Records from a data source
◆ ◆ ◆
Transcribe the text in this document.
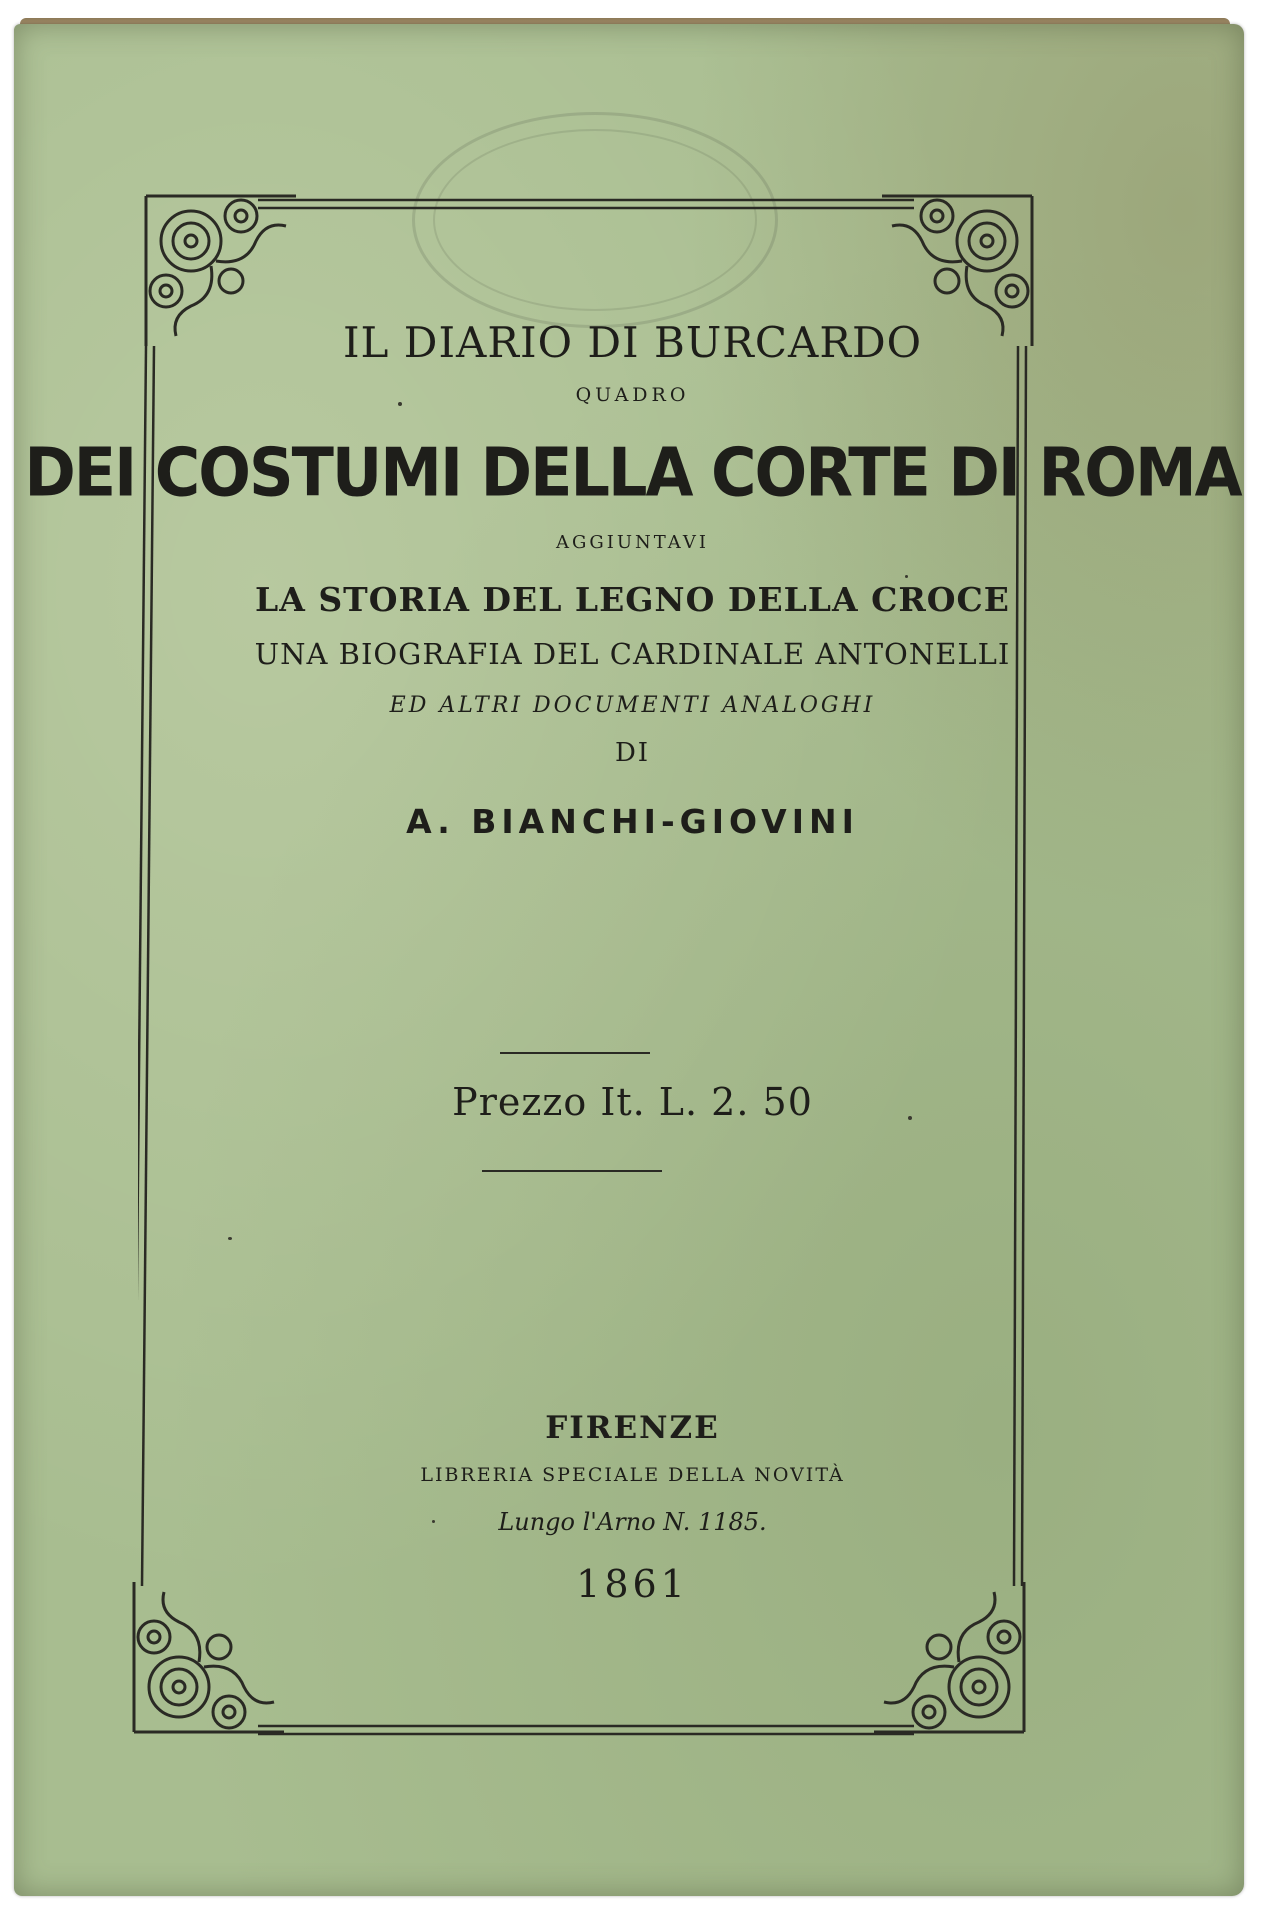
IL DIARIO DI BURCARDO
QUADRO
DEI COSTUMI DELLA CORTE DI ROMA
AGGIUNTAVI
LA STORIA DEL LEGNO DELLA CROCE
UNA BIOGRAFIA DEL CARDINALE ANTONELLI
ED ALTRI DOCUMENTI ANALOGHI
DI
A. BIANCHI-GIOVINI
Prezzo It. L. 2. 50
FIRENZE
LIBRERIA SPECIALE DELLA NOVITÀ
Lungo l'Arno N. 1185.
1861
◆ ◆ ◆
• **Aim**: Repeat the data above exactly, but not the pictures.

• **Answer for this exercise**:
Transcribe the text in this document.
IL DIARIO DI BURCARDO
QUADRO
DEI COSTUMI DELLA CORTE DI ROMA
AGGIUNTAVI
LA STORIA DEL LEGNO DELLA CROCE
UNA BIOGRAFIA DEL CARDINALE ANTONELLI
ED ALTRI DOCUMENTI ANALOGHI
DI
A. BIANCHI-GIOVINI
Prezzo It. L. 2. 50
FIRENZE
LIBRERIA SPECIALE DELLA NOVITÀ
Lungo l'Arno N. 1185.
1861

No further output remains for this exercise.